[Work to do] Copy out the listing exactly.
....
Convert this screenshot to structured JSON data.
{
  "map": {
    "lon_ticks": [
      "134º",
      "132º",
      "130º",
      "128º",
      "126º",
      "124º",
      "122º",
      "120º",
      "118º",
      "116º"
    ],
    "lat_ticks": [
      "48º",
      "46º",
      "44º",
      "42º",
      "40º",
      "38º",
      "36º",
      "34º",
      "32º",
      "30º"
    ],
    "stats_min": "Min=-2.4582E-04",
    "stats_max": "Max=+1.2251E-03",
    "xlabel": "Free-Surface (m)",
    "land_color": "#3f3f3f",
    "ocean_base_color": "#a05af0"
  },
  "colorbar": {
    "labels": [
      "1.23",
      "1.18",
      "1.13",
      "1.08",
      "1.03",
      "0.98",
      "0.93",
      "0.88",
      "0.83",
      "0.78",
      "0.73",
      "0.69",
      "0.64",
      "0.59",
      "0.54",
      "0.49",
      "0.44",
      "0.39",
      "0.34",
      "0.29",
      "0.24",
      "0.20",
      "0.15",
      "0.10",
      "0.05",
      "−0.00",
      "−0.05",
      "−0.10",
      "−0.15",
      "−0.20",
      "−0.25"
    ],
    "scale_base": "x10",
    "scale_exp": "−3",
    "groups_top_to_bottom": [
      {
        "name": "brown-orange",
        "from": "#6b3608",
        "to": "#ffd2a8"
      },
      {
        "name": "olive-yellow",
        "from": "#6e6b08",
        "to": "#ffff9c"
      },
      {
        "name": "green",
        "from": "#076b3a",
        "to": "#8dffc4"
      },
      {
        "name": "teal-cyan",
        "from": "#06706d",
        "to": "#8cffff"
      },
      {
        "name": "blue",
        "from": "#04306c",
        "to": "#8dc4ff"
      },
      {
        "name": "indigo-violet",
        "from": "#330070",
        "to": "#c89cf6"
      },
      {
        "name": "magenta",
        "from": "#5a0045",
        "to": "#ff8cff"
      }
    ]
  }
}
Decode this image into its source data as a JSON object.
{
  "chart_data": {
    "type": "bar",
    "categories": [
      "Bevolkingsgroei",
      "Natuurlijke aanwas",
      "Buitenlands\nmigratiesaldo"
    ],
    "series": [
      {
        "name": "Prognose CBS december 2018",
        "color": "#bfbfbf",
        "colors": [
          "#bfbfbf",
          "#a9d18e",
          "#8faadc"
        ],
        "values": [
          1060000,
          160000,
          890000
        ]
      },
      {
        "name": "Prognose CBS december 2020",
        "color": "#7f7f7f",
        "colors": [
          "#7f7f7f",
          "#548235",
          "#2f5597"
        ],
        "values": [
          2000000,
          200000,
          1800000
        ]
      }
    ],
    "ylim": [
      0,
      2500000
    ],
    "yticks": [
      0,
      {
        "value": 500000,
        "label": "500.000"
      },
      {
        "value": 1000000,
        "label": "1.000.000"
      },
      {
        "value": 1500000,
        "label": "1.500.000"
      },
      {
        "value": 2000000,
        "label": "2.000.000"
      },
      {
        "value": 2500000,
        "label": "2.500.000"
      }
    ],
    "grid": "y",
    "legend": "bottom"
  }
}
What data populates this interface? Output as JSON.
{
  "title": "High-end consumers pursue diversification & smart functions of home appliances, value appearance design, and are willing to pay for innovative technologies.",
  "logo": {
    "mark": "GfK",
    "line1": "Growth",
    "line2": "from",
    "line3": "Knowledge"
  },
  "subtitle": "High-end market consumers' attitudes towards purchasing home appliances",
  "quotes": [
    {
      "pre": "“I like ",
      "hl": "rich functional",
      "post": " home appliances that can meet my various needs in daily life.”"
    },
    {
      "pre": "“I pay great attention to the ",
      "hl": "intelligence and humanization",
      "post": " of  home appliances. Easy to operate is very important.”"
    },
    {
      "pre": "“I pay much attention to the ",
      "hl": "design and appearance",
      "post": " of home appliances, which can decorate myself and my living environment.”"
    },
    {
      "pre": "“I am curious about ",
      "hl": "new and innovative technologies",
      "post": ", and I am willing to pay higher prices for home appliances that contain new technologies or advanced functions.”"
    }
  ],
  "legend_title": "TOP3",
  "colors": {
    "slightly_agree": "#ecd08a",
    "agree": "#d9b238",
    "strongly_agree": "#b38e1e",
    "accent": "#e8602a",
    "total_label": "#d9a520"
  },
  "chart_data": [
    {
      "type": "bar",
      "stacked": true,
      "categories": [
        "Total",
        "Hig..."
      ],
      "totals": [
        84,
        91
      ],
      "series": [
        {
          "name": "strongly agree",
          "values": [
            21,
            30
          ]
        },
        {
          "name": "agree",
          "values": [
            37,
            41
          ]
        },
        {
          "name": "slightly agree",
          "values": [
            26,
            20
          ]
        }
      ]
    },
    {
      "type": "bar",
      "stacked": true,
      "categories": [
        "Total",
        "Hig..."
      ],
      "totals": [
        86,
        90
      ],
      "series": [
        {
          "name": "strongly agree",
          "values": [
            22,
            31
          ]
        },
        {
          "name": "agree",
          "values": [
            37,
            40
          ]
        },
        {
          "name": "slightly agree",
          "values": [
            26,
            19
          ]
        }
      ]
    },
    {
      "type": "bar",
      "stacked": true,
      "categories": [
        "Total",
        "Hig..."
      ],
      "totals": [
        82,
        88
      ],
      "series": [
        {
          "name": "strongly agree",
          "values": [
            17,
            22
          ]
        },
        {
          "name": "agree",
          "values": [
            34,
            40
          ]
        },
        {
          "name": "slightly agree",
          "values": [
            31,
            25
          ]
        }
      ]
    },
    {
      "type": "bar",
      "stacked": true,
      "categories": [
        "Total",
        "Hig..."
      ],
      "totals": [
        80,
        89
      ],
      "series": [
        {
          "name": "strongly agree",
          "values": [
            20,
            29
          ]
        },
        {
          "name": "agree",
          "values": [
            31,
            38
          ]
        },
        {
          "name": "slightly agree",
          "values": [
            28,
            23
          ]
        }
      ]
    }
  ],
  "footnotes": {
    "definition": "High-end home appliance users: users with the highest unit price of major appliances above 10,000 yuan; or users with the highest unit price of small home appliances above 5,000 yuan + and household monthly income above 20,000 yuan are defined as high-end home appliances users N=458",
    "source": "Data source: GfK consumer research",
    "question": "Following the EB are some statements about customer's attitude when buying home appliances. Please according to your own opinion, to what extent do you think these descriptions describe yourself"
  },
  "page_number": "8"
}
....
[Exercise response]
Convert this screenshot to structured JSON data.
{
  "map": {
    "lon_ticks": [
      "134º",
      "132º",
      "130º",
      "128º",
      "126º",
      "124º",
      "122º",
      "120º",
      "118º",
      "116º"
    ],
    "lat_ticks": [
      "48º",
      "46º",
      "44º",
      "42º",
      "40º",
      "38º",
      "36º",
      "34º",
      "32º",
      "30º"
    ],
    "stats_min": "Min=-2.4582E-04",
    "stats_max": "Max=+1.2251E-03",
    "xlabel": "Free-Surface (m)",
    "land_color": "#3f3f3f",
    "ocean_base_color": "#a05af0"
  },
  "colorbar": {
    "labels": [
      "1.23",
      "1.18",
      "1.13",
      "1.08",
      "1.03",
      "0.98",
      "0.93",
      "0.88",
      "0.83",
      "0.78",
      "0.73",
      "0.69",
      "0.64",
      "0.59",
      "0.54",
      "0.49",
      "0.44",
      "0.39",
      "0.34",
      "0.29",
      "0.24",
      "0.20",
      "0.15",
      "0.10",
      "0.05",
      "−0.00",
      "−0.05",
      "−0.10",
      "−0.15",
      "−0.20",
      "−0.25"
    ],
    "scale_base": "x10",
    "scale_exp": "−3",
    "groups_top_to_bottom": [
      {
        "name": "brown-orange",
        "from": "#6b3608",
        "to": "#ffd2a8"
      },
      {
        "name": "olive-yellow",
        "from": "#6e6b08",
        "to": "#ffff9c"
      },
      {
        "name": "green",
        "from": "#076b3a",
        "to": "#8dffc4"
      },
      {
        "name": "teal-cyan",
        "from": "#06706d",
        "to": "#8cffff"
      },
      {
        "name": "blue",
        "from": "#04306c",
        "to": "#8dc4ff"
      },
      {
        "name": "indigo-violet",
        "from": "#330070",
        "to": "#c89cf6"
      },
      {
        "name": "magenta",
        "from": "#5a0045",
        "to": "#ff8cff"
      }
    ]
  }
}
Decode this image into its source data as a JSON object.
{
  "chart_data": {
    "type": "bar",
    "categories": [
      "Bevolkingsgroei",
      "Natuurlijke aanwas",
      "Buitenlands\nmigratiesaldo"
    ],
    "series": [
      {
        "name": "Prognose CBS december 2018",
        "color": "#bfbfbf",
        "colors": [
          "#bfbfbf",
          "#a9d18e",
          "#8faadc"
        ],
        "values": [
          1060000,
          160000,
          890000
        ]
      },
      {
        "name": "Prognose CBS december 2020",
        "color": "#7f7f7f",
        "colors": [
          "#7f7f7f",
          "#548235",
          "#2f5597"
        ],
        "values": [
          2000000,
          200000,
          1800000
        ]
      }
    ],
    "ylim": [
      0,
      2500000
    ],
    "yticks": [
      0,
      {
        "value": 500000,
        "label": "500.000"
      },
      {
        "value": 1000000,
        "label": "1.000.000"
      },
      {
        "value": 1500000,
        "label": "1.500.000"
      },
      {
        "value": 2000000,
        "label": "2.000.000"
      },
      {
        "value": 2500000,
        "label": "2.500.000"
      }
    ],
    "grid": "y",
    "legend": "bottom"
  }
}
What data populates this interface? Output as JSON.
{
  "title": "High-end consumers pursue diversification & smart functions of home appliances, value appearance design, and are willing to pay for innovative technologies.",
  "logo": {
    "mark": "GfK",
    "line1": "Growth",
    "line2": "from",
    "line3": "Knowledge"
  },
  "subtitle": "High-end market consumers' attitudes towards purchasing home appliances",
  "quotes": [
    {
      "pre": "“I like ",
      "hl": "rich functional",
      "post": " home appliances that can meet my various needs in daily life.”"
    },
    {
      "pre": "“I pay great attention to the ",
      "hl": "intelligence and humanization",
      "post": " of  home appliances. Easy to operate is very important.”"
    },
    {
      "pre": "“I pay much attention to the ",
      "hl": "design and appearance",
      "post": " of home appliances, which can decorate myself and my living environment.”"
    },
    {
      "pre": "“I am curious about ",
      "hl": "new and innovative technologies",
      "post": ", and I am willing to pay higher prices for home appliances that contain new technologies or advanced functions.”"
    }
  ],
  "legend_title": "TOP3",
  "colors": {
    "slightly_agree": "#ecd08a",
    "agree": "#d9b238",
    "strongly_agree": "#b38e1e",
    "accent": "#e8602a",
    "total_label": "#d9a520"
  },
  "chart_data": [
    {
      "type": "bar",
      "stacked": true,
      "categories": [
        "Total",
        "Hig..."
      ],
      "totals": [
        84,
        91
      ],
      "series": [
        {
          "name": "strongly agree",
          "values": [
            21,
            30
          ]
        },
        {
          "name": "agree",
          "values": [
            37,
            41
          ]
        },
        {
          "name": "slightly agree",
          "values": [
            26,
            20
          ]
        }
      ]
    },
    {
      "type": "bar",
      "stacked": true,
      "categories": [
        "Total",
        "Hig..."
      ],
      "totals": [
        86,
        90
      ],
      "series": [
        {
          "name": "strongly agree",
          "values": [
            22,
            31
          ]
        },
        {
          "name": "agree",
          "values": [
            37,
            40
          ]
        },
        {
          "name": "slightly agree",
          "values": [
            26,
            19
          ]
        }
      ]
    },
    {
      "type": "bar",
      "stacked": true,
      "categories": [
        "Total",
        "Hig..."
      ],
      "totals": [
        82,
        88
      ],
      "series": [
        {
          "name": "strongly agree",
          "values": [
            17,
            22
          ]
        },
        {
          "name": "agree",
          "values": [
            34,
            40
          ]
        },
        {
          "name": "slightly agree",
          "values": [
            31,
            25
          ]
        }
      ]
    },
    {
      "type": "bar",
      "stacked": true,
      "categories": [
        "Total",
        "Hig..."
      ],
      "totals": [
        80,
        89
      ],
      "series": [
        {
          "name": "strongly agree",
          "values": [
            20,
            29
          ]
        },
        {
          "name": "agree",
          "values": [
            31,
            38
          ]
        },
        {
          "name": "slightly agree",
          "values": [
            28,
            23
          ]
        }
      ]
    }
  ],
  "footnotes": {
    "definition": "High-end home appliance users: users with the highest unit price of major appliances above 10,000 yuan; or users with the highest unit price of small home appliances above 5,000 yuan + and household monthly income above 20,000 yuan are defined as high-end home appliances users N=458",
    "source": "Data source: GfK consumer research",
    "question": "Following the EB are some statements about customer's attitude when buying home appliances. Please according to your own opinion, to what extent do you think these descriptions describe yourself"
  },
  "page_number": "8"
}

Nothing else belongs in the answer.